# [DOCUMENT PASSAGE]
_____

# The New Gang



## PhotoHobbyist (Mar 15, 2022)

Put out my little bird feeder this spring and got a new regular gang.
This mornings gang:
pair of Cardinals, pair of Blue Birds, pair of Brown Head Nuthatch
pair of Tufted Tit Mouse, House Finch,  Carolina Chickadee
Omitted the Carolina Wren for bad behavior.  He shovels all the seed out on the porch looking for sunflower seeds.


----------



## NS: Nikon Shooter (Mar 16, 2022)

-

… a most promising season ahead!


----------



## terri (Mar 17, 2022)

Love this little grouping!   Bird watching is wonderful, they all have different personalities and habits.      Little sweeties.


----------



## PhotoHobbyist (Mar 17, 2022)

Here is today's new group.  The regulars make enough commotion to attract others.  Never had a woodpecker and I don't think he even eats birdseed.  Doubt I'll ever see him again, so this shot will have to do.  First time I've had a dove, and he owned the feeder through a rainstorm.  First tme I've had a yellow rumped warbler since last year.  First time I've ever seen a brown headed sparrow (chirping sparrow?).   I'm seeing many new birds since adding a scoop of unsalted sunflower seed kernels in the morning.


----------



## PhotoHobbyist (Mar 17, 2022)

terri said:


> Love this little grouping!   Bird watching is wonderful, they all have different personalities and habits.      Little sweeties.


Yes, I've learned alot about birds since putting out a feeder last year.  I was surprised to find that birds don't travel far as the same individuals show up everyday. Most travel in mating pairs which surprised me.   Most come for breakfast, and only cardinals return for late evening dinner.    A sparrow follows the Cardinals to pickup the scraps.  Cardinals don't scare easy while Blubirds and Titmouse are very skittish.  The Carolina Wren is the most obnoxious, very loud, makes a mess, and chases others away.  He's the only one that eats peanut butter, though I was trying to attract a Bluejay but failed so far.   I use a Canon SX260 with CHDK setup to trigger on motion.  Works way better than just a monitor as I miss 90% of birds with that.  Trying to use a DLSR was a total failure because its just too loud.


----------



## jeffashman (Mar 19, 2022)

Wonderful sets of photos! I could watch the birds all day long. I've switched to shelled sunflowers to help minimize the mess. Anything that gets spilled is eaten by the Juncos, who seem to prefer eating off the ground, rather than the feeder. How far is your feeder from the window? I'm considering moving mine closer to the house to discourage the squirrel from knocking all of the seed out of the feeders. I love the squirrels, but they make such a big mess.

_____

# [LISTED RECORDS]
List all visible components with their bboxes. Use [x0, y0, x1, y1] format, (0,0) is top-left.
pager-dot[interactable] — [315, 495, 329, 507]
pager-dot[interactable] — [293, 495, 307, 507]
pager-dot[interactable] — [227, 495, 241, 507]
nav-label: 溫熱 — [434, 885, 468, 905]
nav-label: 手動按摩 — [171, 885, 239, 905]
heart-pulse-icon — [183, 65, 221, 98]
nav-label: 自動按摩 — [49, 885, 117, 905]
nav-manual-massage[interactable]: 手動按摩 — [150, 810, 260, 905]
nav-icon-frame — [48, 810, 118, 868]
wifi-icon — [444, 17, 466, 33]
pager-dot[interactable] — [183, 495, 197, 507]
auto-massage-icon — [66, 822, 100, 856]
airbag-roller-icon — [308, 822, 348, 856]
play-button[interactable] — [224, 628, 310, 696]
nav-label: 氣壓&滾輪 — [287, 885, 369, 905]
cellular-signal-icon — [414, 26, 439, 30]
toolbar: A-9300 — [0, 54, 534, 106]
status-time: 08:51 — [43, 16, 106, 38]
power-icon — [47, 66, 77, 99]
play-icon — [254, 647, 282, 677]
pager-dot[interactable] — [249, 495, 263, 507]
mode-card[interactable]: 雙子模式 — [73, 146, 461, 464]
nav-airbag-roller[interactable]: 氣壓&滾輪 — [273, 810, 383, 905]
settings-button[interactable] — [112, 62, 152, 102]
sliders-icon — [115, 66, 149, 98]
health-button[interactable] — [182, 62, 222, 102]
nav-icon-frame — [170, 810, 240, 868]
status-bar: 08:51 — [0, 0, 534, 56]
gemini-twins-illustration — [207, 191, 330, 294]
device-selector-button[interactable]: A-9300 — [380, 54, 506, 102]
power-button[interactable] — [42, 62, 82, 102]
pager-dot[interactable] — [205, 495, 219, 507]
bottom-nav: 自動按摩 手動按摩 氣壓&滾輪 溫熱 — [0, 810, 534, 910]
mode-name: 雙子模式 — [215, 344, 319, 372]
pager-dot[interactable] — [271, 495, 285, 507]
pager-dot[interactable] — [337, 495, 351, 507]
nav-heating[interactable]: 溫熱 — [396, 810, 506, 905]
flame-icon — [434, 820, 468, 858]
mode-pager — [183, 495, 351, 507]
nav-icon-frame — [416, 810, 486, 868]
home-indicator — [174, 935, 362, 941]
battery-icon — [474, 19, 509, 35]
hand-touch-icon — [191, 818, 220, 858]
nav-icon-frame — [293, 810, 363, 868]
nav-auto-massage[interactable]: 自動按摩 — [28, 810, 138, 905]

_____

# [WRITTEN PROBLEM A]
Rewrite the passage of the bird feeder thread starting with "## terri (Mar" and going on through "in the morning.", renaming "dove" as "pigeon".
# [WRITTEN PROBLEM B]
According to the bird feeder thread, which bird is the only one that eats peanut butter?
# [WRITTEN PROBLEM C]
Pick up the bird feeder thread after its last post and continue it.
The material has no connection to the bird feeder thread.

# [EXPECTED OUTPUT A]
## terri (Mar 17, 2022)

Love this little grouping!   Bird watching is wonderful, they all have different personalities and habits.      Little sweeties.


----------



## PhotoHobbyist (Mar 17, 2022)

Here is today's new group.  The regulars make enough commotion to attract others.  Never had a woodpecker and I don't think he even eats birdseed.  Doubt I'll ever see him again, so this shot will have to do.  First time I've had a pigeon, and he owned the feeder through a rainstorm.  First tme I've had a yellow rumped warbler since last year.  First time I've ever seen a brown headed sparrow (chirping sparrow?).   I'm seeing many new birds since adding a scoop of unsalted sunflower seed kernels in the morning.

# [EXPECTED OUTPUT B]
The Carolina Wren.

# [EXPECTED OUTPUT C]
----------



## PhotoHobbyist (Mar 19, 2022)

jeffashman said:


> Wonderful sets of photos! I could watch the birds all day long. I've switched to shelled sunflowers to help minimize the mess. Anything that gets spilled is eaten by the Juncos, who seem to prefer eating off the ground, rather than the feeder. How far is your feeder from the window? I'm considering moving mine closer to the house to discourage the squirrel from knocking all of the seed out of the feeders. I love the squirrels, but they make such a big mess.


 My feeder is about six feet from my porch door.  It is sheltered from the rain.  I used to take pics through the venetian blinds with a Canon SX720, but have found its much easier setting up a tripod outside triggered on motion.  I gave up last year when a squirrel finally found my feeder.  We'll see how long it takes this year for him to find it.     Since I started a bird feeder I have been surprised at how rare sparrows there are today.  They were everywhere when I was a kid, but very few now.  There are several finches that are mistaken for sparrows such as pine siskin finch or female house finch.


----------



## jeffashman (Mar 19, 2022)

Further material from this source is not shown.